TASK MATERIAL:
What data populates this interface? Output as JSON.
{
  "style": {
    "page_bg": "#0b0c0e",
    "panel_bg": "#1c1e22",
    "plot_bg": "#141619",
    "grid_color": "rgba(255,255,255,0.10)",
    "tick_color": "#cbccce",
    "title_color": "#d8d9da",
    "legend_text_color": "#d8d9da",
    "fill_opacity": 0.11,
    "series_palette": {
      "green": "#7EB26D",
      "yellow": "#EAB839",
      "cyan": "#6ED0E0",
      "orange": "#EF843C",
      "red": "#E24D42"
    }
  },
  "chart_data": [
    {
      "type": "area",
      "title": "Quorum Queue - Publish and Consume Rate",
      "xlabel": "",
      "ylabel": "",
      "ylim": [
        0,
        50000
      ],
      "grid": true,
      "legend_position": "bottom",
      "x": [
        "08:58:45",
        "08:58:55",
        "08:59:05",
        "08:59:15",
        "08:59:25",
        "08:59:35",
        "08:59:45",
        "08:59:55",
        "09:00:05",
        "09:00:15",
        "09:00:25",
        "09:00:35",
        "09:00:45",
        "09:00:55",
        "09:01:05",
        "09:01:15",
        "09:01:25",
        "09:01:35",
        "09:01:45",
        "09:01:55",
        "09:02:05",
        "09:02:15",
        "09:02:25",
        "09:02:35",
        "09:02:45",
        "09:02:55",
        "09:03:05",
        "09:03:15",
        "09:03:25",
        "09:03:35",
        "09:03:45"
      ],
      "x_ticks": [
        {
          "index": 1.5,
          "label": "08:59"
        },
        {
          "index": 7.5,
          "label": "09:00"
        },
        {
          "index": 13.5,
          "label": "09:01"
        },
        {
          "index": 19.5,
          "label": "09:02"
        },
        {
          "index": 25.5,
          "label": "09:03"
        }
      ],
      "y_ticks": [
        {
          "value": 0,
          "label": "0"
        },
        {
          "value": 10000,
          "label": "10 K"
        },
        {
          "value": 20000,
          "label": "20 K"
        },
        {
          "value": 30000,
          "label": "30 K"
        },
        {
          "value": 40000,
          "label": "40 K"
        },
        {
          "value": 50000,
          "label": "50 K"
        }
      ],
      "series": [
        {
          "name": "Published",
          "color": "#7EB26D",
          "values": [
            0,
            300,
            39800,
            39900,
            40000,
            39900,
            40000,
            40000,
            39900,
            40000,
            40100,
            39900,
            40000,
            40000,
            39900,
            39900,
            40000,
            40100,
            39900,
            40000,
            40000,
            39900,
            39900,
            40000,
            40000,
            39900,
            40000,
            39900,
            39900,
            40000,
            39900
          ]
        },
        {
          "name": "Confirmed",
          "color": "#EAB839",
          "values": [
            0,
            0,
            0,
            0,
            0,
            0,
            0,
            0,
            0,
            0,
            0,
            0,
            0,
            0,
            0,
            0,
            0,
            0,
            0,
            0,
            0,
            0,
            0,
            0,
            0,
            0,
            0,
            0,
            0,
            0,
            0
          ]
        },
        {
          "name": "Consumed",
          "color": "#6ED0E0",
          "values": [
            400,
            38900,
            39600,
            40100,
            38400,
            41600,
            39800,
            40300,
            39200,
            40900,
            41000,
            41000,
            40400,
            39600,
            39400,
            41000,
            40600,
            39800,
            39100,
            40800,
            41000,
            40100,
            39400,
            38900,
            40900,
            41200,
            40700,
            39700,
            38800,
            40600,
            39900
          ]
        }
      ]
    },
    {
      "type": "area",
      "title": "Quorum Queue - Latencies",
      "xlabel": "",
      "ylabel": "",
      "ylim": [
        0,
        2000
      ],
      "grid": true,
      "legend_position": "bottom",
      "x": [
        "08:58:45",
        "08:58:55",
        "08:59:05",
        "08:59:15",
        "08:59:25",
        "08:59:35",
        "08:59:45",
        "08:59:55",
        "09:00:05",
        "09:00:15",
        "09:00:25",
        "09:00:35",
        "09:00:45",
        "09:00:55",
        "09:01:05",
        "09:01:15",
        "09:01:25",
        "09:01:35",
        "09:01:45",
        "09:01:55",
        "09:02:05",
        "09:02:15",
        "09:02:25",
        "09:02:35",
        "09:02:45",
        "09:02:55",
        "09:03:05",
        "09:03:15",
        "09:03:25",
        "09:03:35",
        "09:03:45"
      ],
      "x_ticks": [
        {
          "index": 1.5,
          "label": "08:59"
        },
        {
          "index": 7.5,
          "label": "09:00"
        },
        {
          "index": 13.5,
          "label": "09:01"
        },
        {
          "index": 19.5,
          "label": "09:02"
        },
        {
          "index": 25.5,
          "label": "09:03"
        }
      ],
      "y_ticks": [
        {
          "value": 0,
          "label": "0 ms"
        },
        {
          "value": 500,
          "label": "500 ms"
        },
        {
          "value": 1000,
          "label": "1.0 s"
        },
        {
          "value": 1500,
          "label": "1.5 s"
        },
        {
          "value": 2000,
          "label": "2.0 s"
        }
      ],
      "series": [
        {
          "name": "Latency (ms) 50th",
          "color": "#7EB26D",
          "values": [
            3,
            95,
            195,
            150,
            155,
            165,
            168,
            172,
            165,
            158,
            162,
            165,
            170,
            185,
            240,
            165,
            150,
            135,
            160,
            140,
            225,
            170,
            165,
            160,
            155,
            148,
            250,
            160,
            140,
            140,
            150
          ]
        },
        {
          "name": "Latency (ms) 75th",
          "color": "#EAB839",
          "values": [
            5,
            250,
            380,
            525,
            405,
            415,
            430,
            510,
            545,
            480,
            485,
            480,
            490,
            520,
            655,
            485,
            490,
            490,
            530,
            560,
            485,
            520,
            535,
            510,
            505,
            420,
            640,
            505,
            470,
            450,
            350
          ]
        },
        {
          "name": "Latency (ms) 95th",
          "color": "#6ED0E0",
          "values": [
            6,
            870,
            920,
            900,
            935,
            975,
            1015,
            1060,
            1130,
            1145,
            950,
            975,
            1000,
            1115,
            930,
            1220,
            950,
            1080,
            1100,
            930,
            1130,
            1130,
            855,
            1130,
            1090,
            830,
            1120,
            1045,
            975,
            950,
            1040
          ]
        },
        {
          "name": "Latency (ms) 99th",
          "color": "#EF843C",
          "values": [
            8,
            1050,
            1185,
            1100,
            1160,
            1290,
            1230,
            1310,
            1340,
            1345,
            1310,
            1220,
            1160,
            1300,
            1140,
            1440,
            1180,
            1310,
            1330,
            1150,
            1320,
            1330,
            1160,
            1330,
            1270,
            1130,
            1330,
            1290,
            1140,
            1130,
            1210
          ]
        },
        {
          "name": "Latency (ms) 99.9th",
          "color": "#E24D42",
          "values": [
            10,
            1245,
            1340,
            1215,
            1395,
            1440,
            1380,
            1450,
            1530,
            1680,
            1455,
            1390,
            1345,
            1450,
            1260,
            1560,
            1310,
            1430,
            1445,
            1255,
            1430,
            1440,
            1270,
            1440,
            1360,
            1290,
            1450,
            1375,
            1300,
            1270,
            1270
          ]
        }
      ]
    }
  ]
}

TASK:
Return the listing above in its exact form.

TASK RESPONSE:
What data populates this interface? Output as JSON.
{
  "style": {
    "page_bg": "#0b0c0e",
    "panel_bg": "#1c1e22",
    "plot_bg": "#141619",
    "grid_color": "rgba(255,255,255,0.10)",
    "tick_color": "#cbccce",
    "title_color": "#d8d9da",
    "legend_text_color": "#d8d9da",
    "fill_opacity": 0.11,
    "series_palette": {
      "green": "#7EB26D",
      "yellow": "#EAB839",
      "cyan": "#6ED0E0",
      "orange": "#EF843C",
      "red": "#E24D42"
    }
  },
  "chart_data": [
    {
      "type": "area",
      "title": "Quorum Queue - Publish and Consume Rate",
      "xlabel": "",
      "ylabel": "",
      "ylim": [
        0,
        50000
      ],
      "grid": true,
      "legend_position": "bottom",
      "x": [
        "08:58:45",
        "08:58:55",
        "08:59:05",
        "08:59:15",
        "08:59:25",
        "08:59:35",
        "08:59:45",
        "08:59:55",
        "09:00:05",
        "09:00:15",
        "09:00:25",
        "09:00:35",
        "09:00:45",
        "09:00:55",
        "09:01:05",
        "09:01:15",
        "09:01:25",
        "09:01:35",
        "09:01:45",
        "09:01:55",
        "09:02:05",
        "09:02:15",
        "09:02:25",
        "09:02:35",
        "09:02:45",
        "09:02:55",
        "09:03:05",
        "09:03:15",
        "09:03:25",
        "09:03:35",
        "09:03:45"
      ],
      "x_ticks": [
        {
          "index": 1.5,
          "label": "08:59"
        },
        {
          "index": 7.5,
          "label": "09:00"
        },
        {
          "index": 13.5,
          "label": "09:01"
        },
        {
          "index": 19.5,
          "label": "09:02"
        },
        {
          "index": 25.5,
          "label": "09:03"
        }
      ],
      "y_ticks": [
        {
          "value": 0,
          "label": "0"
        },
        {
          "value": 10000,
          "label": "10 K"
        },
        {
          "value": 20000,
          "label": "20 K"
        },
        {
          "value": 30000,
          "label": "30 K"
        },
        {
          "value": 40000,
          "label": "40 K"
        },
        {
          "value": 50000,
          "label": "50 K"
        }
      ],
      "series": [
        {
          "name": "Published",
          "color": "#7EB26D",
          "values": [
            0,
            300,
            39800,
            39900,
            40000,
            39900,
            40000,
            40000,
            39900,
            40000,
            40100,
            39900,
            40000,
            40000,
            39900,
            39900,
            40000,
            40100,
            39900,
            40000,
            40000,
            39900,
            39900,
            40000,
            40000,
            39900,
            40000,
            39900,
            39900,
            40000,
            39900
          ]
        },
        {
          "name": "Confirmed",
          "color": "#EAB839",
          "values": [
            0,
            0,
            0,
            0,
            0,
            0,
            0,
            0,
            0,
            0,
            0,
            0,
            0,
            0,
            0,
            0,
            0,
            0,
            0,
            0,
            0,
            0,
            0,
            0,
            0,
            0,
            0,
            0,
            0,
            0,
            0
          ]
        },
        {
          "name": "Consumed",
          "color": "#6ED0E0",
          "values": [
            400,
            38900,
            39600,
            40100,
            38400,
            41600,
            39800,
            40300,
            39200,
            40900,
            41000,
            41000,
            40400,
            39600,
            39400,
            41000,
            40600,
            39800,
            39100,
            40800,
            41000,
            40100,
            39400,
            38900,
            40900,
            41200,
            40700,
            39700,
            38800,
            40600,
            39900
          ]
        }
      ]
    },
    {
      "type": "area",
      "title": "Quorum Queue - Latencies",
      "xlabel": "",
      "ylabel": "",
      "ylim": [
        0,
        2000
      ],
      "grid": true,
      "legend_position": "bottom",
      "x": [
        "08:58:45",
        "08:58:55",
        "08:59:05",
        "08:59:15",
        "08:59:25",
        "08:59:35",
        "08:59:45",
        "08:59:55",
        "09:00:05",
        "09:00:15",
        "09:00:25",
        "09:00:35",
        "09:00:45",
        "09:00:55",
        "09:01:05",
        "09:01:15",
        "09:01:25",
        "09:01:35",
        "09:01:45",
        "09:01:55",
        "09:02:05",
        "09:02:15",
        "09:02:25",
        "09:02:35",
        "09:02:45",
        "09:02:55",
        "09:03:05",
        "09:03:15",
        "09:03:25",
        "09:03:35",
        "09:03:45"
      ],
      "x_ticks": [
        {
          "index": 1.5,
          "label": "08:59"
        },
        {
          "index": 7.5,
          "label": "09:00"
        },
        {
          "index": 13.5,
          "label": "09:01"
        },
        {
          "index": 19.5,
          "label": "09:02"
        },
        {
          "index": 25.5,
          "label": "09:03"
        }
      ],
      "y_ticks": [
        {
          "value": 0,
          "label": "0 ms"
        },
        {
          "value": 500,
          "label": "500 ms"
        },
        {
          "value": 1000,
          "label": "1.0 s"
        },
        {
          "value": 1500,
          "label": "1.5 s"
        },
        {
          "value": 2000,
          "label": "2.0 s"
        }
      ],
      "series": [
        {
          "name": "Latency (ms) 50th",
          "color": "#7EB26D",
          "values": [
            3,
            95,
            195,
            150,
            155,
            165,
            168,
            172,
            165,
            158,
            162,
            165,
            170,
            185,
            240,
            165,
            150,
            135,
            160,
            140,
            225,
            170,
            165,
            160,
            155,
            148,
            250,
            160,
            140,
            140,
            150
          ]
        },
        {
          "name": "Latency (ms) 75th",
          "color": "#EAB839",
          "values": [
            5,
            250,
            380,
            525,
            405,
            415,
            430,
            510,
            545,
            480,
            485,
            480,
            490,
            520,
            655,
            485,
            490,
            490,
            530,
            560,
            485,
            520,
            535,
            510,
            505,
            420,
            640,
            505,
            470,
            450,
            350
          ]
        },
        {
          "name": "Latency (ms) 95th",
          "color": "#6ED0E0",
          "values": [
            6,
            870,
            920,
            900,
            935,
            975,
            1015,
            1060,
            1130,
            1145,
            950,
            975,
            1000,
            1115,
            930,
            1220,
            950,
            1080,
            1100,
            930,
            1130,
            1130,
            855,
            1130,
            1090,
            830,
            1120,
            1045,
            975,
            950,
            1040
          ]
        },
        {
          "name": "Latency (ms) 99th",
          "color": "#EF843C",
          "values": [
            8,
            1050,
            1185,
            1100,
            1160,
            1290,
            1230,
            1310,
            1340,
            1345,
            1310,
            1220,
            1160,
            1300,
            1140,
            1440,
            1180,
            1310,
            1330,
            1150,
            1320,
            1330,
            1160,
            1330,
            1270,
            1130,
            1330,
            1290,
            1140,
            1130,
            1210
          ]
        },
        {
          "name": "Latency (ms) 99.9th",
          "color": "#E24D42",
          "values": [
            10,
            1245,
            1340,
            1215,
            1395,
            1440,
            1380,
            1450,
            1530,
            1680,
            1455,
            1390,
            1345,
            1450,
            1260,
            1560,
            1310,
            1430,
            1445,
            1255,
            1430,
            1440,
            1270,
            1440,
            1360,
            1290,
            1450,
            1375,
            1300,
            1270,
            1270
          ]
        }
      ]
    }
  ]
}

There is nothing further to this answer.